## [SET EXERCISE]
Each entry in the listing below should be restated word for word.
**** PROVIDED DATA ****
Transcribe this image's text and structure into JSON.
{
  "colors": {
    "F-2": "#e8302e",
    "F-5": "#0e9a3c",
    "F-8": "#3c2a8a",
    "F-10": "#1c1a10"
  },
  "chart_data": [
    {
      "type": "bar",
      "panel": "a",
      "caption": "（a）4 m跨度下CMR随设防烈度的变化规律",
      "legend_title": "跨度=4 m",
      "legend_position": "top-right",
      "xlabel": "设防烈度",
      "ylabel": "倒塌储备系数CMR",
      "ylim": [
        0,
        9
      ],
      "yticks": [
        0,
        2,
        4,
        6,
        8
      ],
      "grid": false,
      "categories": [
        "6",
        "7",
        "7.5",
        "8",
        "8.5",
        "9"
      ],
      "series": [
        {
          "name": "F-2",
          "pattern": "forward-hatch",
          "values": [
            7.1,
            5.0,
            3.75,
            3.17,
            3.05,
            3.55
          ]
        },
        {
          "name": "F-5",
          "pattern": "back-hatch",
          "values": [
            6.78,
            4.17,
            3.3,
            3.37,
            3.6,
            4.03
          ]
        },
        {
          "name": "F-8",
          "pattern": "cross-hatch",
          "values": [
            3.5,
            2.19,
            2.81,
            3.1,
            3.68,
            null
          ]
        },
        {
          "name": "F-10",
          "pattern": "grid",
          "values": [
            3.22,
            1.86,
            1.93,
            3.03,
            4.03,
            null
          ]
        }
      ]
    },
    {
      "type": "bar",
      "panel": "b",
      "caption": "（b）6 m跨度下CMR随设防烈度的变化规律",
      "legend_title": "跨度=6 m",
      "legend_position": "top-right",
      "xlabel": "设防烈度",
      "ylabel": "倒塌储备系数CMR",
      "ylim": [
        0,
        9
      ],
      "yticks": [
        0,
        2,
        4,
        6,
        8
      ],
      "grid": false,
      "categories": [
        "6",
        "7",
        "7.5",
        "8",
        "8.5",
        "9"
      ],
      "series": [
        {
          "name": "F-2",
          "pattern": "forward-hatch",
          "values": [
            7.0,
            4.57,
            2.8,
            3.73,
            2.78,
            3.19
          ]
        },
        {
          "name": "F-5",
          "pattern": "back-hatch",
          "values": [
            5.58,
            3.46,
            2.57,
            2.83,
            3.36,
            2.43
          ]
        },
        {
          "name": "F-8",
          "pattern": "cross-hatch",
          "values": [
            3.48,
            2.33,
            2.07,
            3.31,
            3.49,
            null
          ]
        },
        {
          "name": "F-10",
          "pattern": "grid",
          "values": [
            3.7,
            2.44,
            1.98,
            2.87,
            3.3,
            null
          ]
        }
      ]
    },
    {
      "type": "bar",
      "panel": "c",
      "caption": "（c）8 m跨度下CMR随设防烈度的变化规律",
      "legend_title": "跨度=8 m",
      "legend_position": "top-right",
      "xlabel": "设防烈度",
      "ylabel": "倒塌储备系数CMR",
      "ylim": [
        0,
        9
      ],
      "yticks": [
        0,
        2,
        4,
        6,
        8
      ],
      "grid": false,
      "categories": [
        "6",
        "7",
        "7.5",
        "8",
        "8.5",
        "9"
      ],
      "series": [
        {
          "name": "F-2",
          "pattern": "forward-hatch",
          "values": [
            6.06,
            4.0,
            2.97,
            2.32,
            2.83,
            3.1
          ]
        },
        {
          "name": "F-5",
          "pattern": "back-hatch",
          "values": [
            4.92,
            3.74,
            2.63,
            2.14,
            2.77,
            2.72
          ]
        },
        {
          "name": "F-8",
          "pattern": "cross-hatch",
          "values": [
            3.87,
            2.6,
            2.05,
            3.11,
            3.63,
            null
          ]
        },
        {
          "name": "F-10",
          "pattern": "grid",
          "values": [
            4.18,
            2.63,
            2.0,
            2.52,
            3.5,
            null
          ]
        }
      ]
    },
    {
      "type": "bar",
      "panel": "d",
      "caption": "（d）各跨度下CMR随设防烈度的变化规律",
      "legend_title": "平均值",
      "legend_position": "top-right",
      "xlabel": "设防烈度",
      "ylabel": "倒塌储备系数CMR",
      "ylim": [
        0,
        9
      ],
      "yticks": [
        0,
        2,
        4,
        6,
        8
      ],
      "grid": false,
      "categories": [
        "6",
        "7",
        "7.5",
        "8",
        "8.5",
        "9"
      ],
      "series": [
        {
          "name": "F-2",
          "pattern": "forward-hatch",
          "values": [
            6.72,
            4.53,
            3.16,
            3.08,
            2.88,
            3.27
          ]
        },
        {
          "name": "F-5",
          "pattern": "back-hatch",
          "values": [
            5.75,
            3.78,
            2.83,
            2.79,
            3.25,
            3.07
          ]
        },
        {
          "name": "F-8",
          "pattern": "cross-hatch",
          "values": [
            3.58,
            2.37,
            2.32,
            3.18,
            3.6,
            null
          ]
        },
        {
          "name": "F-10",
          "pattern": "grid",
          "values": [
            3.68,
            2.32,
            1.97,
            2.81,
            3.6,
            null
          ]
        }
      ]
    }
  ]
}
****
## [WRITTEN REPLY]
Transcribe this image's text and structure into JSON.
{
  "colors": {
    "F-2": "#e8302e",
    "F-5": "#0e9a3c",
    "F-8": "#3c2a8a",
    "F-10": "#1c1a10"
  },
  "chart_data": [
    {
      "type": "bar",
      "panel": "a",
      "caption": "（a）4 m跨度下CMR随设防烈度的变化规律",
      "legend_title": "跨度=4 m",
      "legend_position": "top-right",
      "xlabel": "设防烈度",
      "ylabel": "倒塌储备系数CMR",
      "ylim": [
        0,
        9
      ],
      "yticks": [
        0,
        2,
        4,
        6,
        8
      ],
      "grid": false,
      "categories": [
        "6",
        "7",
        "7.5",
        "8",
        "8.5",
        "9"
      ],
      "series": [
        {
          "name": "F-2",
          "pattern": "forward-hatch",
          "values": [
            7.1,
            5.0,
            3.75,
            3.17,
            3.05,
            3.55
          ]
        },
        {
          "name": "F-5",
          "pattern": "back-hatch",
          "values": [
            6.78,
            4.17,
            3.3,
            3.37,
            3.6,
            4.03
          ]
        },
        {
          "name": "F-8",
          "pattern": "cross-hatch",
          "values": [
            3.5,
            2.19,
            2.81,
            3.1,
            3.68,
            null
          ]
        },
        {
          "name": "F-10",
          "pattern": "grid",
          "values": [
            3.22,
            1.86,
            1.93,
            3.03,
            4.03,
            null
          ]
        }
      ]
    },
    {
      "type": "bar",
      "panel": "b",
      "caption": "（b）6 m跨度下CMR随设防烈度的变化规律",
      "legend_title": "跨度=6 m",
      "legend_position": "top-right",
      "xlabel": "设防烈度",
      "ylabel": "倒塌储备系数CMR",
      "ylim": [
        0,
        9
      ],
      "yticks": [
        0,
        2,
        4,
        6,
        8
      ],
      "grid": false,
      "categories": [
        "6",
        "7",
        "7.5",
        "8",
        "8.5",
        "9"
      ],
      "series": [
        {
          "name": "F-2",
          "pattern": "forward-hatch",
          "values": [
            7.0,
            4.57,
            2.8,
            3.73,
            2.78,
            3.19
          ]
        },
        {
          "name": "F-5",
          "pattern": "back-hatch",
          "values": [
            5.58,
            3.46,
            2.57,
            2.83,
            3.36,
            2.43
          ]
        },
        {
          "name": "F-8",
          "pattern": "cross-hatch",
          "values": [
            3.48,
            2.33,
            2.07,
            3.31,
            3.49,
            null
          ]
        },
        {
          "name": "F-10",
          "pattern": "grid",
          "values": [
            3.7,
            2.44,
            1.98,
            2.87,
            3.3,
            null
          ]
        }
      ]
    },
    {
      "type": "bar",
      "panel": "c",
      "caption": "（c）8 m跨度下CMR随设防烈度的变化规律",
      "legend_title": "跨度=8 m",
      "legend_position": "top-right",
      "xlabel": "设防烈度",
      "ylabel": "倒塌储备系数CMR",
      "ylim": [
        0,
        9
      ],
      "yticks": [
        0,
        2,
        4,
        6,
        8
      ],
      "grid": false,
      "categories": [
        "6",
        "7",
        "7.5",
        "8",
        "8.5",
        "9"
      ],
      "series": [
        {
          "name": "F-2",
          "pattern": "forward-hatch",
          "values": [
            6.06,
            4.0,
            2.97,
            2.32,
            2.83,
            3.1
          ]
        },
        {
          "name": "F-5",
          "pattern": "back-hatch",
          "values": [
            4.92,
            3.74,
            2.63,
            2.14,
            2.77,
            2.72
          ]
        },
        {
          "name": "F-8",
          "pattern": "cross-hatch",
          "values": [
            3.87,
            2.6,
            2.05,
            3.11,
            3.63,
            null
          ]
        },
        {
          "name": "F-10",
          "pattern": "grid",
          "values": [
            4.18,
            2.63,
            2.0,
            2.52,
            3.5,
            null
          ]
        }
      ]
    },
    {
      "type": "bar",
      "panel": "d",
      "caption": "（d）各跨度下CMR随设防烈度的变化规律",
      "legend_title": "平均值",
      "legend_position": "top-right",
      "xlabel": "设防烈度",
      "ylabel": "倒塌储备系数CMR",
      "ylim": [
        0,
        9
      ],
      "yticks": [
        0,
        2,
        4,
        6,
        8
      ],
      "grid": false,
      "categories": [
        "6",
        "7",
        "7.5",
        "8",
        "8.5",
        "9"
      ],
      "series": [
        {
          "name": "F-2",
          "pattern": "forward-hatch",
          "values": [
            6.72,
            4.53,
            3.16,
            3.08,
            2.88,
            3.27
          ]
        },
        {
          "name": "F-5",
          "pattern": "back-hatch",
          "values": [
            5.75,
            3.78,
            2.83,
            2.79,
            3.25,
            3.07
          ]
        },
        {
          "name": "F-8",
          "pattern": "cross-hatch",
          "values": [
            3.58,
            2.37,
            2.32,
            3.18,
            3.6,
            null
          ]
        },
        {
          "name": "F-10",
          "pattern": "grid",
          "values": [
            3.68,
            2.32,
            1.97,
            2.81,
            3.6,
            null
          ]
        }
      ]
    }
  ]
}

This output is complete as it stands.